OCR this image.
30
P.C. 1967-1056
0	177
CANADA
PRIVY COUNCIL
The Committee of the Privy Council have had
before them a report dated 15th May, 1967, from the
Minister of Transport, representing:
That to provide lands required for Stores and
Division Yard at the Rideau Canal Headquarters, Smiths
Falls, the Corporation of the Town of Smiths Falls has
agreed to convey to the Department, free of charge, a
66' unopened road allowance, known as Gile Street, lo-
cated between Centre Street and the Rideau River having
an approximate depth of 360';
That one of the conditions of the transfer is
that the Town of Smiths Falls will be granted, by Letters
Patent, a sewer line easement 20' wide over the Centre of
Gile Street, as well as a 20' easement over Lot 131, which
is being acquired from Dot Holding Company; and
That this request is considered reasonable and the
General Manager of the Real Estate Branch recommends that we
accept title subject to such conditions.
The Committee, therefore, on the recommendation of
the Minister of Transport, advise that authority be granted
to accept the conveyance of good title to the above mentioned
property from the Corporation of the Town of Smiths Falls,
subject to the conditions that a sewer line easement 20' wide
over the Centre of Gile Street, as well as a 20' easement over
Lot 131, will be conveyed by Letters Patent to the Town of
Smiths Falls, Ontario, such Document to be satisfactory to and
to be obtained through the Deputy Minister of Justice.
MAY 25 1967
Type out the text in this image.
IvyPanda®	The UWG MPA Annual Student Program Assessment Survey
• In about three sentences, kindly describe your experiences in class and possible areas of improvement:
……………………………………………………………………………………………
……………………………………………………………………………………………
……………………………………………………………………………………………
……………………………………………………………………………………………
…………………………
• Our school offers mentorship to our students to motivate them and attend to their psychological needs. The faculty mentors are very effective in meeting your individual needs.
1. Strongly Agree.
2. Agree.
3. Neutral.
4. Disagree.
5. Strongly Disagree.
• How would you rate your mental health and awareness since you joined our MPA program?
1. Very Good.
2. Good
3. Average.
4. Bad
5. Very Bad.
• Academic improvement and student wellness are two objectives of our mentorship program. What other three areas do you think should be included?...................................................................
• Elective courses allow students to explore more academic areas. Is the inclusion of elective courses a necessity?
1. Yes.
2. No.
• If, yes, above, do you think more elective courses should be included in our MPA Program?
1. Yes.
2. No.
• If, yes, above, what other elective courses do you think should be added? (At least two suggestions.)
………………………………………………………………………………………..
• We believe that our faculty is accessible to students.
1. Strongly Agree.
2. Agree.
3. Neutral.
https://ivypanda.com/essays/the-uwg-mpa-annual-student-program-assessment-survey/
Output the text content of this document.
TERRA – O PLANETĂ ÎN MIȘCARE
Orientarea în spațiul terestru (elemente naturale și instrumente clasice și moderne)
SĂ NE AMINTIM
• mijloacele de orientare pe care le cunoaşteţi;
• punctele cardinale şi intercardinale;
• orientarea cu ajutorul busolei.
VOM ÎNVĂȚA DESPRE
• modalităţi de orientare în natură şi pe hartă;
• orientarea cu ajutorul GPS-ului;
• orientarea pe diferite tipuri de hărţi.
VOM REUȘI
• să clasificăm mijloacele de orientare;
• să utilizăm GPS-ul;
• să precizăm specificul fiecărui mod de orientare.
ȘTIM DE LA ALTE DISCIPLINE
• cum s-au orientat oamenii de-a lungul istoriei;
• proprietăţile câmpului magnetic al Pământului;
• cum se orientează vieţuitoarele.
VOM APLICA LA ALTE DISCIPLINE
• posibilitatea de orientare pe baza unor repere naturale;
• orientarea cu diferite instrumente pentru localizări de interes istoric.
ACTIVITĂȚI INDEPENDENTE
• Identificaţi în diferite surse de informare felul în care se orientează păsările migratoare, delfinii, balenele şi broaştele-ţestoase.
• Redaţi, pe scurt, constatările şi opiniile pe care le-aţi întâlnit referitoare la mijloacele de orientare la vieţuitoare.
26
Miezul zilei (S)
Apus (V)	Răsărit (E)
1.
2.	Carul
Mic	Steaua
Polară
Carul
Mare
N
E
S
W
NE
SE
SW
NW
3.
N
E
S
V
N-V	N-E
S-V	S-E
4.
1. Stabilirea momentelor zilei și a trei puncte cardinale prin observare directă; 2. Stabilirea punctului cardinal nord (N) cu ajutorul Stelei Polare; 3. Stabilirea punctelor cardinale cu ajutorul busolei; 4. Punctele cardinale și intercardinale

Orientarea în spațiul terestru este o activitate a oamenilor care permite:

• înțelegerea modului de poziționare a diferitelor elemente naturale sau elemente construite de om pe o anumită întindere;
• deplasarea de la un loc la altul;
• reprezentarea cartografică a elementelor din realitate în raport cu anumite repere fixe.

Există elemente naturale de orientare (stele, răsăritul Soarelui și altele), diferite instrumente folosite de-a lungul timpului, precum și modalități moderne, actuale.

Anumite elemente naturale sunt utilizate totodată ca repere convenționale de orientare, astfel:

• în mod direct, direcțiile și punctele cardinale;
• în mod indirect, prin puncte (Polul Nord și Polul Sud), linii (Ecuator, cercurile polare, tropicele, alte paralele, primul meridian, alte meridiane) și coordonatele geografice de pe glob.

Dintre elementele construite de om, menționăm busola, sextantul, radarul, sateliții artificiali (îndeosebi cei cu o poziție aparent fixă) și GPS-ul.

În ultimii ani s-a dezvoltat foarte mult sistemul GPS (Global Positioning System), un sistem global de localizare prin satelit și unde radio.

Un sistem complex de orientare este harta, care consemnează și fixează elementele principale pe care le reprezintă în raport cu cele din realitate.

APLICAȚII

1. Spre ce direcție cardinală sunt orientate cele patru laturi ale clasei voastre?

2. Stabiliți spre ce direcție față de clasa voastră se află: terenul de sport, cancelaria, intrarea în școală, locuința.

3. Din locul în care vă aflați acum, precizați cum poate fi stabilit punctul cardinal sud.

YOUR GOAL: Go through the listing above line by line and say how many lines hold the word "from". Reply with that number only.

TASK SOLUTION: 3